Element data from apps and pages:
------------------------------
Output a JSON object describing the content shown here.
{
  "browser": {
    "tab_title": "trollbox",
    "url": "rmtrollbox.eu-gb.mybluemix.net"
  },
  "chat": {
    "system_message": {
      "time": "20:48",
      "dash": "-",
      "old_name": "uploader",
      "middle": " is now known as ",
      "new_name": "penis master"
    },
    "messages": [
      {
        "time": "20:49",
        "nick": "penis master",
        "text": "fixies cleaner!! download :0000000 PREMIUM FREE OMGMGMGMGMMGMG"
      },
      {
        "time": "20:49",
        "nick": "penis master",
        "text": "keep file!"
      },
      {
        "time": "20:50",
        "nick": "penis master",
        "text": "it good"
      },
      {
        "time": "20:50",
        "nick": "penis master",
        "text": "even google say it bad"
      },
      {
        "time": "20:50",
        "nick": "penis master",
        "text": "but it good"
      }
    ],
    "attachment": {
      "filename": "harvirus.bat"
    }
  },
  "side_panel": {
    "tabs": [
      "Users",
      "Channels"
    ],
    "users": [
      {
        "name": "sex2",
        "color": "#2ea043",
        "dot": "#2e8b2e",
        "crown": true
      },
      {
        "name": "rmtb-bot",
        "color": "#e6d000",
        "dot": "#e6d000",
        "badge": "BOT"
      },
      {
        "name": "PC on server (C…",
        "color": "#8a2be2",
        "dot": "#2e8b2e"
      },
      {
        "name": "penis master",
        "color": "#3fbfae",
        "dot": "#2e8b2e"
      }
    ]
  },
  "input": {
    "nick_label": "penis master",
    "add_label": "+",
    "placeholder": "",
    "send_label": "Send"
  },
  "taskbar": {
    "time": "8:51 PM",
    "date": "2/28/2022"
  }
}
------------------------------
AIM OF THE TASK: State how many lines of the data contain the word "text". Nothing besides the number belongs in the reply.

ANSWER AREA: 5